### What you should do
Repeat each record below exactly, dropping the pictures.

--- Start of Records shown ---

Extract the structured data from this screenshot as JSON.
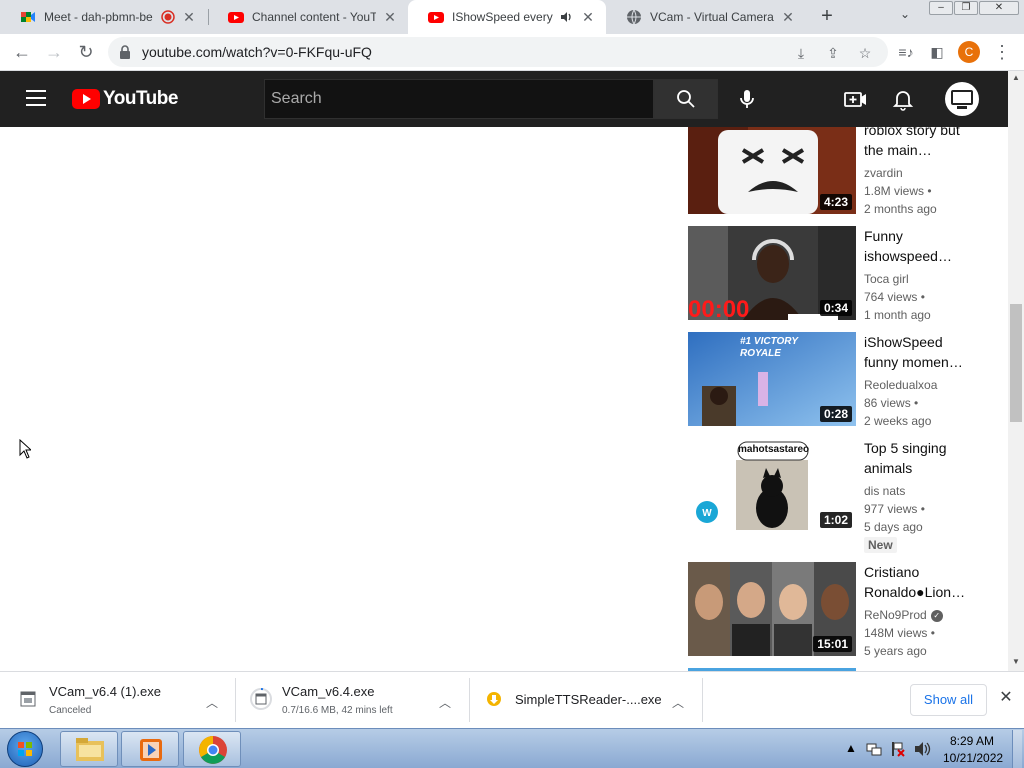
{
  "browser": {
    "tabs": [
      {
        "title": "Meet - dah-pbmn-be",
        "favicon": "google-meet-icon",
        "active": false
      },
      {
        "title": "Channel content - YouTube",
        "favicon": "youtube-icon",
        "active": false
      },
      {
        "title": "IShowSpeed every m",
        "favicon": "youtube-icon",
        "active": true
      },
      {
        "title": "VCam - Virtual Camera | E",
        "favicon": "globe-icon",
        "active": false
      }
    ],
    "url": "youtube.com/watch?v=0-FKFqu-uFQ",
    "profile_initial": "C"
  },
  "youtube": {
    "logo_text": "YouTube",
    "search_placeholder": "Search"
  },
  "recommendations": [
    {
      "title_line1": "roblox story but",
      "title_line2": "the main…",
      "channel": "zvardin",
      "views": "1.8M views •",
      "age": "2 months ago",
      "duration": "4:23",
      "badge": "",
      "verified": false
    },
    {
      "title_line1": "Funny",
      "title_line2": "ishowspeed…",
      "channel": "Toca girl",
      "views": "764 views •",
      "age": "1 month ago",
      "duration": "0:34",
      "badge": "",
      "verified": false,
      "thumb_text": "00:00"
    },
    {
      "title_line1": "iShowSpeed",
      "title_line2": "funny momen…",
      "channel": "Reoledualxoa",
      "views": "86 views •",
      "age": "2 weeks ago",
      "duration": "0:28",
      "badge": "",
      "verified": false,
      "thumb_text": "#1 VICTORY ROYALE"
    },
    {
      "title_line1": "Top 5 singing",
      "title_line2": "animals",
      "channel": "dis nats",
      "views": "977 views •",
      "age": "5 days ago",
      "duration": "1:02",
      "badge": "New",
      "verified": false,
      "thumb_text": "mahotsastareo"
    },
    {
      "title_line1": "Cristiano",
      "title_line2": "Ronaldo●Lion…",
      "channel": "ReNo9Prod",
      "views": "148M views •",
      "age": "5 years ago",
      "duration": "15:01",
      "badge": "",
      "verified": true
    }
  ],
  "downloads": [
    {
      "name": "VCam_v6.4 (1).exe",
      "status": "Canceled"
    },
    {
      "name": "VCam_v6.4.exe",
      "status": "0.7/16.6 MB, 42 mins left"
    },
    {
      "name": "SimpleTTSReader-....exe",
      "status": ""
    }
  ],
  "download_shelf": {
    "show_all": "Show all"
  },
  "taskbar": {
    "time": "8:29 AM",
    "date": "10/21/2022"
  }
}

--- End of Records shown ---

### Answer below
Extract the structured data from this screenshot as JSON.
{
  "browser": {
    "tabs": [
      {
        "title": "Meet - dah-pbmn-be",
        "favicon": "google-meet-icon",
        "active": false
      },
      {
        "title": "Channel content - YouTube",
        "favicon": "youtube-icon",
        "active": false
      },
      {
        "title": "IShowSpeed every m",
        "favicon": "youtube-icon",
        "active": true
      },
      {
        "title": "VCam - Virtual Camera | E",
        "favicon": "globe-icon",
        "active": false
      }
    ],
    "url": "youtube.com/watch?v=0-FKFqu-uFQ",
    "profile_initial": "C"
  },
  "youtube": {
    "logo_text": "YouTube",
    "search_placeholder": "Search"
  },
  "recommendations": [
    {
      "title_line1": "roblox story but",
      "title_line2": "the main…",
      "channel": "zvardin",
      "views": "1.8M views •",
      "age": "2 months ago",
      "duration": "4:23",
      "badge": "",
      "verified": false
    },
    {
      "title_line1": "Funny",
      "title_line2": "ishowspeed…",
      "channel": "Toca girl",
      "views": "764 views •",
      "age": "1 month ago",
      "duration": "0:34",
      "badge": "",
      "verified": false,
      "thumb_text": "00:00"
    },
    {
      "title_line1": "iShowSpeed",
      "title_line2": "funny momen…",
      "channel": "Reoledualxoa",
      "views": "86 views •",
      "age": "2 weeks ago",
      "duration": "0:28",
      "badge": "",
      "verified": false,
      "thumb_text": "#1 VICTORY ROYALE"
    },
    {
      "title_line1": "Top 5 singing",
      "title_line2": "animals",
      "channel": "dis nats",
      "views": "977 views •",
      "age": "5 days ago",
      "duration": "1:02",
      "badge": "New",
      "verified": false,
      "thumb_text": "mahotsastareo"
    },
    {
      "title_line1": "Cristiano",
      "title_line2": "Ronaldo●Lion…",
      "channel": "ReNo9Prod",
      "views": "148M views •",
      "age": "5 years ago",
      "duration": "15:01",
      "badge": "",
      "verified": true
    }
  ],
  "downloads": [
    {
      "name": "VCam_v6.4 (1).exe",
      "status": "Canceled"
    },
    {
      "name": "VCam_v6.4.exe",
      "status": "0.7/16.6 MB, 42 mins left"
    },
    {
      "name": "SimpleTTSReader-....exe",
      "status": ""
    }
  ],
  "download_shelf": {
    "show_all": "Show all"
  },
  "taskbar": {
    "time": "8:29 AM",
    "date": "10/21/2022"
  }
}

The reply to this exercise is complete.